__TASK__:
Locate every line below that contains the word "text" and copy it.

# Start of MATERIAL

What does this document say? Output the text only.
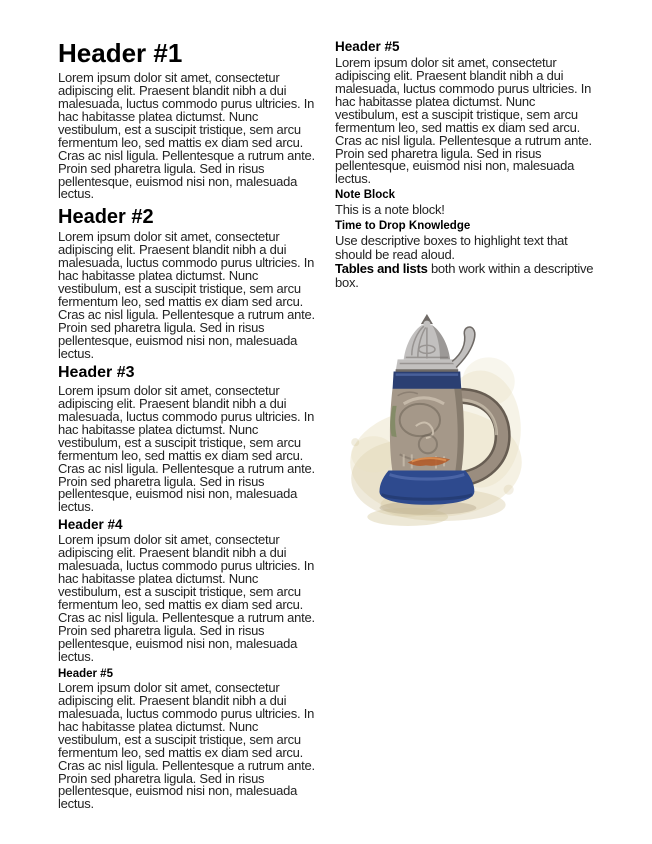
Header #1

Lorem ipsum dolor sit amet, consectetur adipiscing elit. Praesent blandit nibh a dui malesuada, luctus commodo purus ultricies. In hac habitasse platea dictumst. Nunc vestibulum, est a suscipit tristique, sem arcu fermentum leo, sed mattis ex diam sed arcu. Cras ac nisl ligula. Pellentesque a rutrum ante. Proin sed pharetra ligula. Sed in risus pellentesque, euismod nisi non, malesuada lectus.

Header #2

Lorem ipsum dolor sit amet, consectetur adipiscing elit. Praesent blandit nibh a dui malesuada, luctus commodo purus ultricies. In hac habitasse platea dictumst. Nunc vestibulum, est a suscipit tristique, sem arcu fermentum leo, sed mattis ex diam sed arcu. Cras ac nisl ligula. Pellentesque a rutrum ante. Proin sed pharetra ligula. Sed in risus pellentesque, euismod nisi non, malesuada lectus.

Header #3

Lorem ipsum dolor sit amet, consectetur adipiscing elit. Praesent blandit nibh a dui malesuada, luctus commodo purus ultricies. In hac habitasse platea dictumst. Nunc vestibulum, est a suscipit tristique, sem arcu fermentum leo, sed mattis ex diam sed arcu. Cras ac nisl ligula. Pellentesque a rutrum ante. Proin sed pharetra ligula. Sed in risus pellentesque, euismod nisi non, malesuada lectus.

Header #4

Lorem ipsum dolor sit amet, consectetur adipiscing elit. Praesent blandit nibh a dui malesuada, luctus commodo purus ultricies. In hac habitasse platea dictumst. Nunc vestibulum, est a suscipit tristique, sem arcu fermentum leo, sed mattis ex diam sed arcu. Cras ac nisl ligula. Pellentesque a rutrum ante. Proin sed pharetra ligula. Sed in risus pellentesque, euismod nisi non, malesuada lectus.

Header #5

Lorem ipsum dolor sit amet, consectetur adipiscing elit. Praesent blandit nibh a dui malesuada, luctus commodo purus ultricies. In hac habitasse platea dictumst. Nunc vestibulum, est a suscipit tristique, sem arcu fermentum leo, sed mattis ex diam sed arcu. Cras ac nisl ligula. Pellentesque a rutrum ante. Proin sed pharetra ligula. Sed in risus pellentesque, euismod nisi non, malesuada lectus.

Header #5

Lorem ipsum dolor sit amet, consectetur adipiscing elit. Praesent blandit nibh a dui malesuada, luctus commodo purus ultricies. In hac habitasse platea dictumst. Nunc vestibulum, est a suscipit tristique, sem arcu fermentum leo, sed mattis ex diam sed arcu. Cras ac nisl ligula. Pellentesque a rutrum ante. Proin sed pharetra ligula. Sed in risus pellentesque, euismod nisi non, malesuada lectus.

Note Block

This is a note block!

Time to Drop Knowledge

Use descriptive boxes to highlight text that should be read aloud.

Tables and lists both work within a descriptive box.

# End of MATERIAL

__ANSWER FOR THE TASK__:
What does this document say? Output the text only.
Use descriptive boxes to highlight text that should be read aloud.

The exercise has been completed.